- [Stated task]: Below are records. Copy every line with "TIVT" in it.

↓

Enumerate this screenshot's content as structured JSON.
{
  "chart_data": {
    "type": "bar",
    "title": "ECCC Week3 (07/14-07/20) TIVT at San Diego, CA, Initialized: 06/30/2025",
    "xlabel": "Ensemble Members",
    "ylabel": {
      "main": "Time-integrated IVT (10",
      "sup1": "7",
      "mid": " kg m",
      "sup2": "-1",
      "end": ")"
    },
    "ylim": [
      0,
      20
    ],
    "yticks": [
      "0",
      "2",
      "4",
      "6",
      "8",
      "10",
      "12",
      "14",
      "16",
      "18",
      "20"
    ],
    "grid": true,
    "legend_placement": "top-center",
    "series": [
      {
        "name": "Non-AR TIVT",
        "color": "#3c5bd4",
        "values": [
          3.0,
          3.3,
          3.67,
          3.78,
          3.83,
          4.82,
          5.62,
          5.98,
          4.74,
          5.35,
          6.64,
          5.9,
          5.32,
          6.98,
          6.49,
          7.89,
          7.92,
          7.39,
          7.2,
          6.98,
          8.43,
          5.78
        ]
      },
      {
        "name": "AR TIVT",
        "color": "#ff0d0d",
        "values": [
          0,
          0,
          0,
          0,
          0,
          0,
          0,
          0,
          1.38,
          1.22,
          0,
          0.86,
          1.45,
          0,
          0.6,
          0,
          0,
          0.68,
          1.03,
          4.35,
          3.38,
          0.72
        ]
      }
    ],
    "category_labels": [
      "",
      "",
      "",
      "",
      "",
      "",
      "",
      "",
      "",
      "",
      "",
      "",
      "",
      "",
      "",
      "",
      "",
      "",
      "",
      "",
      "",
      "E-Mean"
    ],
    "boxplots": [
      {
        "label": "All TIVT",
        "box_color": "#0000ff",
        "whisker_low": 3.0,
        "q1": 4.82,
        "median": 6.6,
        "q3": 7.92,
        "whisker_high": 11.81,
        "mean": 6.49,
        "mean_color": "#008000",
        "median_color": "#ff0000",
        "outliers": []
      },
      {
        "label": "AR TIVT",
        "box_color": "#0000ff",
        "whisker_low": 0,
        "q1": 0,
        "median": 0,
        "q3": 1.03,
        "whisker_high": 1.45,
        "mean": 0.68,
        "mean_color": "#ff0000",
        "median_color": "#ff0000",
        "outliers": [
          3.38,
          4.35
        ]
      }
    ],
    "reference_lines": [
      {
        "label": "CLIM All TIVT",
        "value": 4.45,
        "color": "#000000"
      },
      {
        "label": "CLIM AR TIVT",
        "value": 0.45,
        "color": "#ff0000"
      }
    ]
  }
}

↑

- [Solved exercise]:
    "title": "ECCC Week3 (07/14-07/20) TIVT at San Diego, CA, Initialized: 06/30/2025",
        "name": "Non-AR TIVT",
        "name": "AR TIVT",
        "label": "All TIVT",
        "label": "AR TIVT",
        "label": "CLIM All TIVT",
        "label": "CLIM AR TIVT",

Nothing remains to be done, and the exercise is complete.